→ **EXERCISE OBJECTIVE**: Reproduce verbatim every line from the one that includes "Read out every word on this page." to the closing line of the entries; omit everything before it.

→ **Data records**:
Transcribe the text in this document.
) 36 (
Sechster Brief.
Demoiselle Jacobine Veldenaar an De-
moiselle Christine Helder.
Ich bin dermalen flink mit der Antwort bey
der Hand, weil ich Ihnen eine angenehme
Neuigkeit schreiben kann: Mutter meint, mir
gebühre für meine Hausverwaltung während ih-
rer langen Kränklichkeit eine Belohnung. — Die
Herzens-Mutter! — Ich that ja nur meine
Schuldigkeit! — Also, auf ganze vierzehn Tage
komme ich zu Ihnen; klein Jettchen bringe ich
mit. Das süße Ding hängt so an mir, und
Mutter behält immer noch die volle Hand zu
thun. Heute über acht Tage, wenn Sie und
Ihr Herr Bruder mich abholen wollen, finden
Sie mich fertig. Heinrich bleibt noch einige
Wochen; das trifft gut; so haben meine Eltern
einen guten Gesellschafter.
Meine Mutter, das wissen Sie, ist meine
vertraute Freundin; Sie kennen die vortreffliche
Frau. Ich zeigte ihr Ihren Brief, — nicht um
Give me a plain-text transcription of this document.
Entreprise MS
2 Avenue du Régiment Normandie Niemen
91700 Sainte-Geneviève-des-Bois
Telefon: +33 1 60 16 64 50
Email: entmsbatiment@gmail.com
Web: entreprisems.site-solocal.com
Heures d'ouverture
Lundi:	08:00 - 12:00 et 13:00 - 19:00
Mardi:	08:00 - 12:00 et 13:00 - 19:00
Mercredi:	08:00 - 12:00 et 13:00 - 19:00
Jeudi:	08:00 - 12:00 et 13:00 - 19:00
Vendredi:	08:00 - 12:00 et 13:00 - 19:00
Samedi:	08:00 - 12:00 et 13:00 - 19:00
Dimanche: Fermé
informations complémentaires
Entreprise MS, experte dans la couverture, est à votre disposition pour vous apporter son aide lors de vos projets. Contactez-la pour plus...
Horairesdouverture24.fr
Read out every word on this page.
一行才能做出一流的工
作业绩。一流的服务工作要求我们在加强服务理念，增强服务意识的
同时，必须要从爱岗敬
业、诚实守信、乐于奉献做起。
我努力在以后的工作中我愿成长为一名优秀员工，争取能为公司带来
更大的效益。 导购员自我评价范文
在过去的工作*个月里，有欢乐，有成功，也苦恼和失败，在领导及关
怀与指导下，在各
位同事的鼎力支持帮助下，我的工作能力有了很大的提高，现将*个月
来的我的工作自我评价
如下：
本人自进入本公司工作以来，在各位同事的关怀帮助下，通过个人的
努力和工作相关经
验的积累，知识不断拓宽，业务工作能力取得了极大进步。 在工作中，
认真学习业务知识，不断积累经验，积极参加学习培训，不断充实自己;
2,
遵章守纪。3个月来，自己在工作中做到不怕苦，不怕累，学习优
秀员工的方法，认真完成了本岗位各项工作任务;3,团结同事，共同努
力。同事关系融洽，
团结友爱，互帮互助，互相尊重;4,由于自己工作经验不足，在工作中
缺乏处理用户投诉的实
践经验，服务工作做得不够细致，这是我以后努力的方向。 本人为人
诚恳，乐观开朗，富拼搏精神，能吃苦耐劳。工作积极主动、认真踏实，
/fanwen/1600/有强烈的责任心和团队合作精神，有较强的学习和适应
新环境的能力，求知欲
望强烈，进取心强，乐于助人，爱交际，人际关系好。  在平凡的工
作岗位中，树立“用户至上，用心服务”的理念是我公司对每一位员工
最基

→ **TASK OUTPUT**:
Read out every word on this page.
一行才能做出一流的工
作业绩。一流的服务工作要求我们在加强服务理念，增强服务意识的
同时，必须要从爱岗敬
业、诚实守信、乐于奉献做起。
我努力在以后的工作中我愿成长为一名优秀员工，争取能为公司带来
更大的效益。 导购员自我评价范文
在过去的工作*个月里，有欢乐，有成功，也苦恼和失败，在领导及关
怀与指导下，在各
位同事的鼎力支持帮助下，我的工作能力有了很大的提高，现将*个月
来的我的工作自我评价
如下：
本人自进入本公司工作以来，在各位同事的关怀帮助下，通过个人的
努力和工作相关经
验的积累，知识不断拓宽，业务工作能力取得了极大进步。 在工作中，
认真学习业务知识，不断积累经验，积极参加学习培训，不断充实自己;
2,
遵章守纪。3个月来，自己在工作中做到不怕苦，不怕累，学习优
秀员工的方法，认真完成了本岗位各项工作任务;3,团结同事，共同努
力。同事关系融洽，
团结友爱，互帮互助，互相尊重;4,由于自己工作经验不足，在工作中
缺乏处理用户投诉的实
践经验，服务工作做得不够细致，这是我以后努力的方向。 本人为人
诚恳，乐观开朗，富拼搏精神，能吃苦耐劳。工作积极主动、认真踏实，
/fanwen/1600/有强烈的责任心和团队合作精神，有较强的学习和适应
新环境的能力，求知欲
望强烈，进取心强，乐于助人，爱交际，人际关系好。  在平凡的工
作岗位中，树立“用户至上，用心服务”的理念是我公司对每一位员工
最基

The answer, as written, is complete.